## PROBLEM
Give the number of lines holding the string "name", and nothing else.

## RECORDS SHOWN

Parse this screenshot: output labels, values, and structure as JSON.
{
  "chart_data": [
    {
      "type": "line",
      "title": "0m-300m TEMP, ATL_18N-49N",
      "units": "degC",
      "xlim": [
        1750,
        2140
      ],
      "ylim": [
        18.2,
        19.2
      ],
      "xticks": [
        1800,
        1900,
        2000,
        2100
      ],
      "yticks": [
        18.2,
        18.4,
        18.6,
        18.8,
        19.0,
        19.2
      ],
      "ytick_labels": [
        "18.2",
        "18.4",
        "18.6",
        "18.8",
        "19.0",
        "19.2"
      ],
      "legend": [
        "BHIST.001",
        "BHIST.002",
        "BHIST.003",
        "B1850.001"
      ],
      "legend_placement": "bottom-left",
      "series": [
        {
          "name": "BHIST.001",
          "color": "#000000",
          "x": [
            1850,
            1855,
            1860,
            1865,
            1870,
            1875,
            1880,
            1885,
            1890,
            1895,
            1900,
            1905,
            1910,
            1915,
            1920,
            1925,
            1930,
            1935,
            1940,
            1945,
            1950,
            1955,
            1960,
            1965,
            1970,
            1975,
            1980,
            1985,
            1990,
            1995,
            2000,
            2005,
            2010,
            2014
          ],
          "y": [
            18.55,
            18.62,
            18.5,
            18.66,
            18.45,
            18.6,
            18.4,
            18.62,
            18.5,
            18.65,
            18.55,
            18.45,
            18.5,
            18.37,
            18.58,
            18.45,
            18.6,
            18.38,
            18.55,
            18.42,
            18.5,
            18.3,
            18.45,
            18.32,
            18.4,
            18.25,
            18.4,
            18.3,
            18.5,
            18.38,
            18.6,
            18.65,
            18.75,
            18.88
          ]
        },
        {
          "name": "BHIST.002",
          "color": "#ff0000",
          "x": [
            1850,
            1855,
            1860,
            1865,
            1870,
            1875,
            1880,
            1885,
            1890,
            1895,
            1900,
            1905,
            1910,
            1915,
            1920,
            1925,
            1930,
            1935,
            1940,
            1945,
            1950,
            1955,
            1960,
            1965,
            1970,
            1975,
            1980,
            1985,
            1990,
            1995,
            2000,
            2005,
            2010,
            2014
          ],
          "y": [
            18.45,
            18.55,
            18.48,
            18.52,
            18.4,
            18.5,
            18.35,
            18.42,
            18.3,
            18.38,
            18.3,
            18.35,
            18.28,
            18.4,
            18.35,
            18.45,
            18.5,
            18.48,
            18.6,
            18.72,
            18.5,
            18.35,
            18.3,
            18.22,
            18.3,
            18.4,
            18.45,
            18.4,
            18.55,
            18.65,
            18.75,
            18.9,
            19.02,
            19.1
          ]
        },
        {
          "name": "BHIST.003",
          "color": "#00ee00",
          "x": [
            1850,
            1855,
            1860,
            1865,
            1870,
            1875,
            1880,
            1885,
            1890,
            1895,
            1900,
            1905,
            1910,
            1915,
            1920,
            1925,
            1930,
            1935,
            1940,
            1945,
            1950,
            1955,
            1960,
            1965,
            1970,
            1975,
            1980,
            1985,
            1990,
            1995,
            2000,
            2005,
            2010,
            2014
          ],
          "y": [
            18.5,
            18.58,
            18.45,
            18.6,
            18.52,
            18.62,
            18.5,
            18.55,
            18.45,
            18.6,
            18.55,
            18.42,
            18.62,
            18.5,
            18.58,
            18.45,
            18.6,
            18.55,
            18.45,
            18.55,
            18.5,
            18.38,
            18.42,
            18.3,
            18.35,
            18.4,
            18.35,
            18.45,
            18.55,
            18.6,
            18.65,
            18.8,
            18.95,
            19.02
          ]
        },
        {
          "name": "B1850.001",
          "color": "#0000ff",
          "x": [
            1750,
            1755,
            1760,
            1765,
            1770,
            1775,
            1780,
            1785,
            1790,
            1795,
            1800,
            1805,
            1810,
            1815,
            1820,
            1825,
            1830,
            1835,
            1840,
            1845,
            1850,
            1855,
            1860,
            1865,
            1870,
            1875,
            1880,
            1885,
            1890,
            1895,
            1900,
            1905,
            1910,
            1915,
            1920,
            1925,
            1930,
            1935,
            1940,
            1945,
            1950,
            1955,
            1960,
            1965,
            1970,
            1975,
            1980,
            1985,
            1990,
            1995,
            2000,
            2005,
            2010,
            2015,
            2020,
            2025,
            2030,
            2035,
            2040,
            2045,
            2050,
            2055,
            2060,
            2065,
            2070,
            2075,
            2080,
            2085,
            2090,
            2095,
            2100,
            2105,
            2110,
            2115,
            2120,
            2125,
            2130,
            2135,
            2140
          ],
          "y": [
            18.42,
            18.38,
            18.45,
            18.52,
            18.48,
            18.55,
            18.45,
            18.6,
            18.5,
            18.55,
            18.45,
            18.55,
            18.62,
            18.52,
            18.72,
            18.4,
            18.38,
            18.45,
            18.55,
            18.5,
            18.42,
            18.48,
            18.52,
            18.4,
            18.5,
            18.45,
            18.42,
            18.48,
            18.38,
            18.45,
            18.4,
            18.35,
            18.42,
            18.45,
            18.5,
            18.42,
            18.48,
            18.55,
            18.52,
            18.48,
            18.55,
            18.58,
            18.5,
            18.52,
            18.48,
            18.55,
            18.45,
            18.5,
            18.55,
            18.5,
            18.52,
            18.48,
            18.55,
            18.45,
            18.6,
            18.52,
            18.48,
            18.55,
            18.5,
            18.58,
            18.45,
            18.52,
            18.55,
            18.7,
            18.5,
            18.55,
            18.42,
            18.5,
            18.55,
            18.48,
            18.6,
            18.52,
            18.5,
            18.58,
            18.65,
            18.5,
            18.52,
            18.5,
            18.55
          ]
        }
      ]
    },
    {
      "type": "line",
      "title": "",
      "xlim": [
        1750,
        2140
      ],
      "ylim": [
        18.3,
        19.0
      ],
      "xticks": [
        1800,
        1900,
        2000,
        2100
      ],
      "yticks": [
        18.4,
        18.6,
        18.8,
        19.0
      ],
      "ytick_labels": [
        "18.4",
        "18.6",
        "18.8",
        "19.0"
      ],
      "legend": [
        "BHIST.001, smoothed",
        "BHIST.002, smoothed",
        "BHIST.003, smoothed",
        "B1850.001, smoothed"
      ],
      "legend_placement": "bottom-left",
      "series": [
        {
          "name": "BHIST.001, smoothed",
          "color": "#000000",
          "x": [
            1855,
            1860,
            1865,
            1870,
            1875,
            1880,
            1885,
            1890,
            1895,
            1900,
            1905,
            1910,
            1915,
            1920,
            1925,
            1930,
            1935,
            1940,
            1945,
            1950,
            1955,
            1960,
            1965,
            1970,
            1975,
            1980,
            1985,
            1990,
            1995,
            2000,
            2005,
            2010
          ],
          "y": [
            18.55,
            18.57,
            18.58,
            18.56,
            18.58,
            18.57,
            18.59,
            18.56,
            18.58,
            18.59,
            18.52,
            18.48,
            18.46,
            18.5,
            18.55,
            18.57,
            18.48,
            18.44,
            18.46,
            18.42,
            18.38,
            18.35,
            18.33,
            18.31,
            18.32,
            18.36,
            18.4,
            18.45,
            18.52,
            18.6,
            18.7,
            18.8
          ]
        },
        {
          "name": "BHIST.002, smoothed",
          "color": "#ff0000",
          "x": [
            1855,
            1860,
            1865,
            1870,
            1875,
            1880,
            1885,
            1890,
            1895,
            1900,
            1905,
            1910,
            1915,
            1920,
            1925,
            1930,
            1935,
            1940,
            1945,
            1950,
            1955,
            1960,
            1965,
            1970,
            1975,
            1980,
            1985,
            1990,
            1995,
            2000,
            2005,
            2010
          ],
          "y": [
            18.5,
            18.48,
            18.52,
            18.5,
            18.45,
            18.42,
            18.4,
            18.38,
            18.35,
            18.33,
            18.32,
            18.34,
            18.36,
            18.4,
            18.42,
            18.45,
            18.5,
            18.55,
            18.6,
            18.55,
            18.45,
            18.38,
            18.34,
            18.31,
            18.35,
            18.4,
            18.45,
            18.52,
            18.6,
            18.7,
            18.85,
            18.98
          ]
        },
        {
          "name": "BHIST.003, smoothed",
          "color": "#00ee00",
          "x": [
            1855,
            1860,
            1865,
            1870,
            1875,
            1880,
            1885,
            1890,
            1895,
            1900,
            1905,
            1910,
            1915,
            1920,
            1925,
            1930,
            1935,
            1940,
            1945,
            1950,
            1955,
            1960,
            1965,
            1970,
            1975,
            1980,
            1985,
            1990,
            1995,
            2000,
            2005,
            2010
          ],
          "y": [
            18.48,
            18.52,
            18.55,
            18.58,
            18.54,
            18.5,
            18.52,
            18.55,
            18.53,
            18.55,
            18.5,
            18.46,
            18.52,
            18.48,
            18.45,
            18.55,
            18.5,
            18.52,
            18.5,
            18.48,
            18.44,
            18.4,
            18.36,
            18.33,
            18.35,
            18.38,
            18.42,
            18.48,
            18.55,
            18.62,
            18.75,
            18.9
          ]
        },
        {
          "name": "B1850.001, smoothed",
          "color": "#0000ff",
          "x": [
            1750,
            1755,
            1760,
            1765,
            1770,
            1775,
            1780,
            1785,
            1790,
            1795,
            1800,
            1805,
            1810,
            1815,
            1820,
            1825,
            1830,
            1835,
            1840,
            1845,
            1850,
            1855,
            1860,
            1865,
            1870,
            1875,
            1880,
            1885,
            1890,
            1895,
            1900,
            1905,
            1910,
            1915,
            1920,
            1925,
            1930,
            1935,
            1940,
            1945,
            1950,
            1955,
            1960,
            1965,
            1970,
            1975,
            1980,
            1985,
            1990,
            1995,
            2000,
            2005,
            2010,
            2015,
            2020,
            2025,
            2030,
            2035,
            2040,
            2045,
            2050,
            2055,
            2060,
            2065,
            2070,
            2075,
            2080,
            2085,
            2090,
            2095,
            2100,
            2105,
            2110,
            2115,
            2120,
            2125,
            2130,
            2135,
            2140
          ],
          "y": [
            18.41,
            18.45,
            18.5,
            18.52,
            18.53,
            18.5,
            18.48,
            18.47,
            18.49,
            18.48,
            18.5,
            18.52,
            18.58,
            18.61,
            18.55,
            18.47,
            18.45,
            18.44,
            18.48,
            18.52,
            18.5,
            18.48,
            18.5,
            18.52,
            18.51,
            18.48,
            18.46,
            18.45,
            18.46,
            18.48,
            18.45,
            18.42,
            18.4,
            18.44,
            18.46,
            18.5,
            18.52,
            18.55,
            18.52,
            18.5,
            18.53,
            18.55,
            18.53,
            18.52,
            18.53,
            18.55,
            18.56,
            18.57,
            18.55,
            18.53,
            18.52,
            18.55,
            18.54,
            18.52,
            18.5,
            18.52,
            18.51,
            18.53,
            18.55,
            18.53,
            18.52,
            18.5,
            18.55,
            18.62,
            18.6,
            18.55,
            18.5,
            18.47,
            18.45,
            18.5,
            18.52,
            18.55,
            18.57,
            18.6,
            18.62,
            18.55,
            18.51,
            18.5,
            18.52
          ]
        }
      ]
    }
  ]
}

## RESPONSE TO THE TASK
8